What you will do
Separate out the lines that hold "icon".

Data to use

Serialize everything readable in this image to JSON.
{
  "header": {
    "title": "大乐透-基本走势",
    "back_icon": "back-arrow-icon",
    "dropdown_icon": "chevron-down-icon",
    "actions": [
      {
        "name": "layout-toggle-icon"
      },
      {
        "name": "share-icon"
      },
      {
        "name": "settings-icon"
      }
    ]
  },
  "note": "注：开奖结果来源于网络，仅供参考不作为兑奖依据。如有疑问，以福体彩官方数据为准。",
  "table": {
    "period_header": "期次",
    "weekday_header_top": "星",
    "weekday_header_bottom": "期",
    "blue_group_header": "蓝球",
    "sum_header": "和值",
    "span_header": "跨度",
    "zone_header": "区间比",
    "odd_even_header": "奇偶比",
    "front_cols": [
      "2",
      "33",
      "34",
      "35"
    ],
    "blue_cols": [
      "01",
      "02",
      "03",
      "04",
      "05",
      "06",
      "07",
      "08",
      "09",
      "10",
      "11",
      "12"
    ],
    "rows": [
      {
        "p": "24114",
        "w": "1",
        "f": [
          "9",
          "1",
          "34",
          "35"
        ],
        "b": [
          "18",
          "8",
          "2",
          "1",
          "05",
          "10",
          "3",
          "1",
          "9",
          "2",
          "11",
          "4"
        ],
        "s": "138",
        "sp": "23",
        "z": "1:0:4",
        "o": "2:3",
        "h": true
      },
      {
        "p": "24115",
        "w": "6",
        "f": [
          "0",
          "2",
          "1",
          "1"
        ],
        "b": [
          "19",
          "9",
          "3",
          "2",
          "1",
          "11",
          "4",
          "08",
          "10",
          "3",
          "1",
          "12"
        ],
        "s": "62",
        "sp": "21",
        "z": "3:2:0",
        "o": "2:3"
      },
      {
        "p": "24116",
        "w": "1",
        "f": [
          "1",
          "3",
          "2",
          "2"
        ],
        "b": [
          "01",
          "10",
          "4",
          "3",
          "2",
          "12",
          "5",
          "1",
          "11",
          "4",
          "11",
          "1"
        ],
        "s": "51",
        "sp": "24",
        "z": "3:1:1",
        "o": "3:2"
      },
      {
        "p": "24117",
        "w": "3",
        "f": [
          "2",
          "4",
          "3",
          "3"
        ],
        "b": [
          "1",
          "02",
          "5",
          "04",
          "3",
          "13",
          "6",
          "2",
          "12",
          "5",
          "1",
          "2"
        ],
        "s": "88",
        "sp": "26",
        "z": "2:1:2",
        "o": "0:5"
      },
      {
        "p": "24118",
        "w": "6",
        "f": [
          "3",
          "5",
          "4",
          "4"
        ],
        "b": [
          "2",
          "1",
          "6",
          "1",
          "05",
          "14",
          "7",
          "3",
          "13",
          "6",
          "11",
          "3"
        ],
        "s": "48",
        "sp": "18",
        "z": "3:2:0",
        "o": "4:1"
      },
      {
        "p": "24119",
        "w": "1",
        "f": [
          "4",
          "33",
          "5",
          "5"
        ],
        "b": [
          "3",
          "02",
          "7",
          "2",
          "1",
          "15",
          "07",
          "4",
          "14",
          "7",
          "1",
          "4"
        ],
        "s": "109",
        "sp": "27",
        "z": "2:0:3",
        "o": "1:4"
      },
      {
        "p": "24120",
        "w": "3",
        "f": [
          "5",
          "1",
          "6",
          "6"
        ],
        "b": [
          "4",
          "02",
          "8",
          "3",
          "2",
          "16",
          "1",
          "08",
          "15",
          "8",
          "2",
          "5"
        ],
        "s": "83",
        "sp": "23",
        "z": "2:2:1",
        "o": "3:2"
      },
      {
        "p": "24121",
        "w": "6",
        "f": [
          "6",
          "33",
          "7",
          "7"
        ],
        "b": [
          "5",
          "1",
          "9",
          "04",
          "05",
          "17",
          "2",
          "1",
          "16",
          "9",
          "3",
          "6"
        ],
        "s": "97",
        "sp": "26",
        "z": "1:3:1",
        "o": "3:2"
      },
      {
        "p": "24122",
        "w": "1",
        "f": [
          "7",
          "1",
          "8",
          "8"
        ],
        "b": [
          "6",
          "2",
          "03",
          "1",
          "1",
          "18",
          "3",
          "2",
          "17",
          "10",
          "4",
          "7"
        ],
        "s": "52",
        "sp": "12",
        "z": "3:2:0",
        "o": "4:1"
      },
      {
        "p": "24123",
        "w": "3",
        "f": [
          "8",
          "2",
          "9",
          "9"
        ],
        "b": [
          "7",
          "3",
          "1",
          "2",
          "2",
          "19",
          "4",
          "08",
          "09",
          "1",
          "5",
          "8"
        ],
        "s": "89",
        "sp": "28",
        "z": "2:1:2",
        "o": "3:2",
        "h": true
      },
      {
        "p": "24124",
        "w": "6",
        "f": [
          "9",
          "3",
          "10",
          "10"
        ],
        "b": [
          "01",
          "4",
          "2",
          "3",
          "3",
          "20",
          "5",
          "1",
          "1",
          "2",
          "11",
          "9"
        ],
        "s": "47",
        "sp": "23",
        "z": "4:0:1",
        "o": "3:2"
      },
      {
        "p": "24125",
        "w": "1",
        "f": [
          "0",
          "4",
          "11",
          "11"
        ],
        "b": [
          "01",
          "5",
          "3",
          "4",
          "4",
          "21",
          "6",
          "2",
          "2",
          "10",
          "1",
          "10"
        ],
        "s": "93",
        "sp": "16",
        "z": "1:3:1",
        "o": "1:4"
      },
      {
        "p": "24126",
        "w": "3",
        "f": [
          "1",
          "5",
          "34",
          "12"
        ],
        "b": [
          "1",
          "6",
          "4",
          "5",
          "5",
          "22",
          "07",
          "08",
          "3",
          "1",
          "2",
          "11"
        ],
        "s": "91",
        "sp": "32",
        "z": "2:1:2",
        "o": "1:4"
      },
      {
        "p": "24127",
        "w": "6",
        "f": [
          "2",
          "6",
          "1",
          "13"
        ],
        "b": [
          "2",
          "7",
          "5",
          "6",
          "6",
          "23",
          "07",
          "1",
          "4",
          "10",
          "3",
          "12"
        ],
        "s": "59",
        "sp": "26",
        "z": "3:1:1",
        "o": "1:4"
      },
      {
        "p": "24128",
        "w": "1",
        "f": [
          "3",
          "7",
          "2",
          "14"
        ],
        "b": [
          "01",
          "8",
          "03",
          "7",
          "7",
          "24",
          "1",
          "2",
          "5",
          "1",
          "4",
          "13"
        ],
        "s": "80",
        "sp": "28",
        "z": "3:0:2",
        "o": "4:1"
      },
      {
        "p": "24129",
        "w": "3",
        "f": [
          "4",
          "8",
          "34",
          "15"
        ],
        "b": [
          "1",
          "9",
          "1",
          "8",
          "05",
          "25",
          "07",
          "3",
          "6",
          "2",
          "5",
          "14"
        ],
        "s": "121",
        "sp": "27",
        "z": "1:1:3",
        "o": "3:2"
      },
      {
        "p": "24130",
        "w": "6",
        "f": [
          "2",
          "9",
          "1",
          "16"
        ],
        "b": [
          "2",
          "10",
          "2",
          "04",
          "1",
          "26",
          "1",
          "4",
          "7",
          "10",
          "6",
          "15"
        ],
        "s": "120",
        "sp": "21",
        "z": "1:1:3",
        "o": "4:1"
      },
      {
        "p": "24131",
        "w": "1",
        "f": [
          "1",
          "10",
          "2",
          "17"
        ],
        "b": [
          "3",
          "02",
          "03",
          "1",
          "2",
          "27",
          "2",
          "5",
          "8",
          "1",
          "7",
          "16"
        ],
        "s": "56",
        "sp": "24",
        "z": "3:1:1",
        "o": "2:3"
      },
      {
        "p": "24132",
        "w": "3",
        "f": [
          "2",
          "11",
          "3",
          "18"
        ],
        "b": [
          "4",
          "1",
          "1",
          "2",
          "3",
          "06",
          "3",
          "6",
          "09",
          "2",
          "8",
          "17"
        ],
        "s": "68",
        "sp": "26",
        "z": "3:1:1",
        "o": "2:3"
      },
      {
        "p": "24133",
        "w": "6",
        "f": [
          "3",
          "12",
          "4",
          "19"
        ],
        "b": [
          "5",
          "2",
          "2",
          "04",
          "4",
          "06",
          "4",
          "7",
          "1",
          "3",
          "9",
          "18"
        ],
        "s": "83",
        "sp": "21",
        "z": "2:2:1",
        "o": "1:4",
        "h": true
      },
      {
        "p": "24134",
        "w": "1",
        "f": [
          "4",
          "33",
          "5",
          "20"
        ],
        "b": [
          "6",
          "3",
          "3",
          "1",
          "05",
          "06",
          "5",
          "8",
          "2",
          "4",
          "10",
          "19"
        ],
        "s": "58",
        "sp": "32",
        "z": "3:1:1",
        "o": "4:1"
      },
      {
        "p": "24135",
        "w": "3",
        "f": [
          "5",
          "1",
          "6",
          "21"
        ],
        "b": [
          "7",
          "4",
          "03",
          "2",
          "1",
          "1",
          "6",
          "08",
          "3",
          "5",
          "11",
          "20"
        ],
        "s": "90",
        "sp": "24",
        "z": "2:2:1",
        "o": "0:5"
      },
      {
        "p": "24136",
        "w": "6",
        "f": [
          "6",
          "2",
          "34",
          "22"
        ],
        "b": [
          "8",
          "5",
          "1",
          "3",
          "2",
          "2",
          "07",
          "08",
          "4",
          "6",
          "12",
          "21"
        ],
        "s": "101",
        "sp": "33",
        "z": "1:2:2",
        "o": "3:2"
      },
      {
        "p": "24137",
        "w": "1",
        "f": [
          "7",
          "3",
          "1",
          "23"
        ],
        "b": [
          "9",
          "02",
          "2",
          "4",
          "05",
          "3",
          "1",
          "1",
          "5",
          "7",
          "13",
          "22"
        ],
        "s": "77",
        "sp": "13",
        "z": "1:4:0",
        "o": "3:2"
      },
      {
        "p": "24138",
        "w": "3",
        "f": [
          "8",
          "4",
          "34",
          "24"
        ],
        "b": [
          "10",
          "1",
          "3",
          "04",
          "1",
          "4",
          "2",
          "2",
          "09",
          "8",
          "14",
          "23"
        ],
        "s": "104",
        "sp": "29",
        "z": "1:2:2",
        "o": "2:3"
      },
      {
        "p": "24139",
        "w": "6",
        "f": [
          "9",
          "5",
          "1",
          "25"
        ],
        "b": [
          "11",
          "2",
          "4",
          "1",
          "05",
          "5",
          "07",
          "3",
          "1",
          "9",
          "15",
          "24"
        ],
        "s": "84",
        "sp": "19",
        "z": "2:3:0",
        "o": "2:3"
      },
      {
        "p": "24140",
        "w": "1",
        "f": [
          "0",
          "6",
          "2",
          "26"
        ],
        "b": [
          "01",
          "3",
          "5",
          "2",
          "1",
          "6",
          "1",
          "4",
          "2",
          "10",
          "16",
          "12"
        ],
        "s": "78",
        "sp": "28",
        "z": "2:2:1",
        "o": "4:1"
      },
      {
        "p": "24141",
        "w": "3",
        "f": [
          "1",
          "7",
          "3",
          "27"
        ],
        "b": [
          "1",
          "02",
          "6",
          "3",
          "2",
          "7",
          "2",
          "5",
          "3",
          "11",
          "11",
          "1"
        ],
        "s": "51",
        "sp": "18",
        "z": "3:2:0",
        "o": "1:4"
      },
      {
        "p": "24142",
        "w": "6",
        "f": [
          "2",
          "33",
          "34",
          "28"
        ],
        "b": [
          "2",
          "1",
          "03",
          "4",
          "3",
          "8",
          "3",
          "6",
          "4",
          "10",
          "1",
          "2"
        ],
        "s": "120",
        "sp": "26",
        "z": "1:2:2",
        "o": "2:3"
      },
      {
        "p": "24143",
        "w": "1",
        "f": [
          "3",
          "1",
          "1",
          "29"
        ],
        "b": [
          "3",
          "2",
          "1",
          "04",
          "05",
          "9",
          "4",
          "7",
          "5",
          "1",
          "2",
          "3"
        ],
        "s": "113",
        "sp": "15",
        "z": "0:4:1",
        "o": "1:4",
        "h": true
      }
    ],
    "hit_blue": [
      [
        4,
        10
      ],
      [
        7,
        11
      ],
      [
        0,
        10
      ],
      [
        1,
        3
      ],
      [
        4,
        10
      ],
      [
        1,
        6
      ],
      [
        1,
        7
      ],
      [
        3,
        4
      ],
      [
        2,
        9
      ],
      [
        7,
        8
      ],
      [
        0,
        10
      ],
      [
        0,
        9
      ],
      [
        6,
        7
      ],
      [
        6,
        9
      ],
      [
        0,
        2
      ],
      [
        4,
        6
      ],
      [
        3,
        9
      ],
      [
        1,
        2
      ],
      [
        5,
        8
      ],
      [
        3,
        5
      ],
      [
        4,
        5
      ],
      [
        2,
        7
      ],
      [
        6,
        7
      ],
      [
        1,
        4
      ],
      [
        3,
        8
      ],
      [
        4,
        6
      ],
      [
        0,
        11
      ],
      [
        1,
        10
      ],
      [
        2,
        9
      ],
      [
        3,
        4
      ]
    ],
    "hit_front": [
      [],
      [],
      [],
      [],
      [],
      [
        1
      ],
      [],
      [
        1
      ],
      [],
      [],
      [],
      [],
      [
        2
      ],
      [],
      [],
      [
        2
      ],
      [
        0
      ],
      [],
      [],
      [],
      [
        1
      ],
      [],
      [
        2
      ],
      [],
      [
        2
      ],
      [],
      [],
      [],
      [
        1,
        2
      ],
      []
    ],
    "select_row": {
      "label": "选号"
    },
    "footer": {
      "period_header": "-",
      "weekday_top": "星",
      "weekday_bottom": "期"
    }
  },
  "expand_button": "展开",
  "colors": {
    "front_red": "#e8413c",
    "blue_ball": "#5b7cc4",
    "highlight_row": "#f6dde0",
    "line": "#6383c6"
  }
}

Response to the exercise
    "back_icon": "back-arrow-icon",
    "dropdown_icon": "chevron-down-icon",
        "name": "layout-toggle-icon"
        "name": "share-icon"
        "name": "settings-icon"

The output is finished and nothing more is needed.